* [WRITTEN EXERCISE]:
Locate each line in the records containing "What". Copy it.

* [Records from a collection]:
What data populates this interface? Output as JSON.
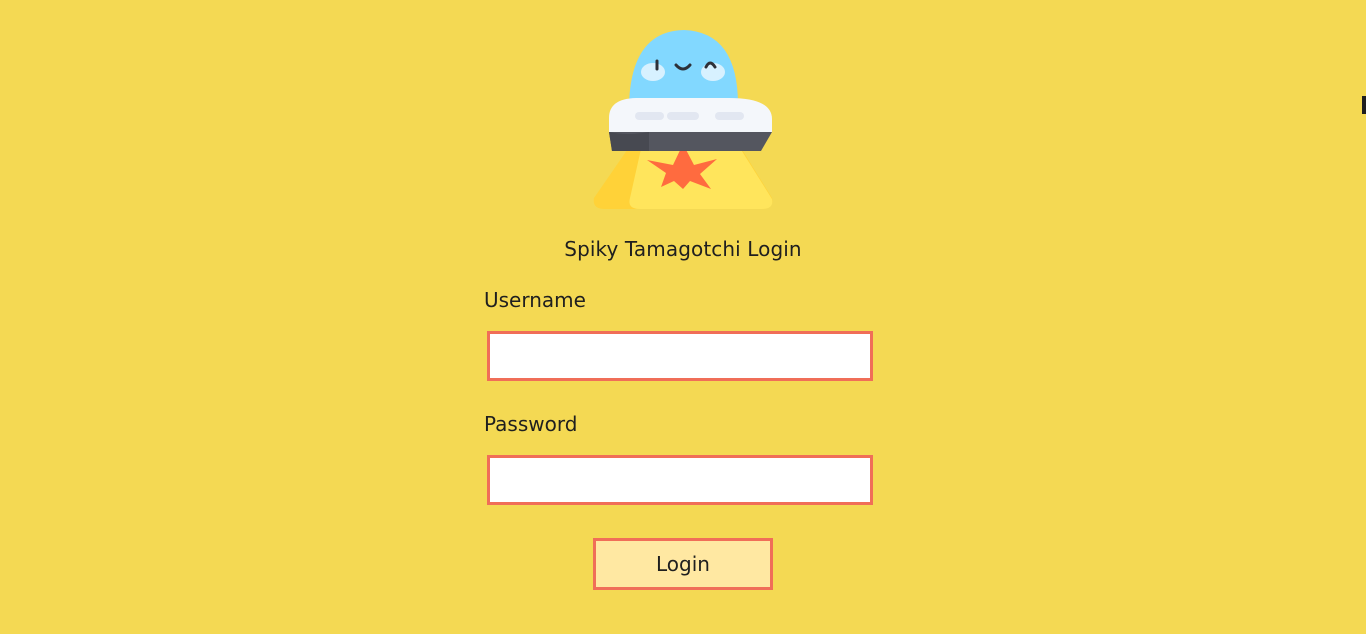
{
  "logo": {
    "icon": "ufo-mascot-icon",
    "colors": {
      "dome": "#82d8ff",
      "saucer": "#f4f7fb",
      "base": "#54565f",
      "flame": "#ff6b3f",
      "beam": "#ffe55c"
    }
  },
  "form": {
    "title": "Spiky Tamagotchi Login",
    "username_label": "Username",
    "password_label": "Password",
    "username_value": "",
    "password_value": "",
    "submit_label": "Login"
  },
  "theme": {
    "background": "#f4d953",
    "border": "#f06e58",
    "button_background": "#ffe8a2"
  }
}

==

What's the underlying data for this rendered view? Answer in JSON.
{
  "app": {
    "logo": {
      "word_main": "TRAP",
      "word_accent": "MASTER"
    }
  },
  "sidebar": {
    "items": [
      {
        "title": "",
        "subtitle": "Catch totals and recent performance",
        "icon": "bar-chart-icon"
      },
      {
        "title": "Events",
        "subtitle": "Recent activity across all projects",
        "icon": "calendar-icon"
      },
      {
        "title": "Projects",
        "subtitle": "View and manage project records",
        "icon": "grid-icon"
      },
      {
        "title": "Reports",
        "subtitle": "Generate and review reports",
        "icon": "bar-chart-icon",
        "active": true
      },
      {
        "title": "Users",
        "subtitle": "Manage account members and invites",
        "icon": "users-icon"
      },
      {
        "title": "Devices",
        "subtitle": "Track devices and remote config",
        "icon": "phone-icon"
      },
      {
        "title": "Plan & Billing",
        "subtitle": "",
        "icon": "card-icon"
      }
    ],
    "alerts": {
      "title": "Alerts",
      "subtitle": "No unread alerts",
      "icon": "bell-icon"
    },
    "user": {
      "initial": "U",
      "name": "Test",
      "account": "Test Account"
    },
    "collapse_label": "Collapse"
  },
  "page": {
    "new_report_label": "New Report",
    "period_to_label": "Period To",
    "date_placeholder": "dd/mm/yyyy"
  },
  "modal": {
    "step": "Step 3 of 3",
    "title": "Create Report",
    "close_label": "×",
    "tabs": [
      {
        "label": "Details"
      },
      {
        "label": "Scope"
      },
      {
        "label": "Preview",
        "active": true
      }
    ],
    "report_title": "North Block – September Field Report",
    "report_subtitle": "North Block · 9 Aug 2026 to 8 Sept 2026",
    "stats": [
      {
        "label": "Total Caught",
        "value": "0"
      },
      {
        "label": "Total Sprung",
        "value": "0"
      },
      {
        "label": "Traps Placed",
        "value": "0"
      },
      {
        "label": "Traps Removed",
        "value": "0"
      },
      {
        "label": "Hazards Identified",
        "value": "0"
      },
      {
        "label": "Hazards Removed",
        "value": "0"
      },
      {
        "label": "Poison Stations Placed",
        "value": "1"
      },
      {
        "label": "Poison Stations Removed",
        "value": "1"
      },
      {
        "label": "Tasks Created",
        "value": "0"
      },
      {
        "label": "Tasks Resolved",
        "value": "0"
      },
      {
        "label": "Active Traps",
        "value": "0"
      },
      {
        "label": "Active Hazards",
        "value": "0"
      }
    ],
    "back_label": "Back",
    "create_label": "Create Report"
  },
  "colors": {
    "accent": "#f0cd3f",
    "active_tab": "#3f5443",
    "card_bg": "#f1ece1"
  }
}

* [TASK SOLUTION]:
What data populates this interface? Output as JSON.
What's the underlying data for this rendered view? Answer in JSON.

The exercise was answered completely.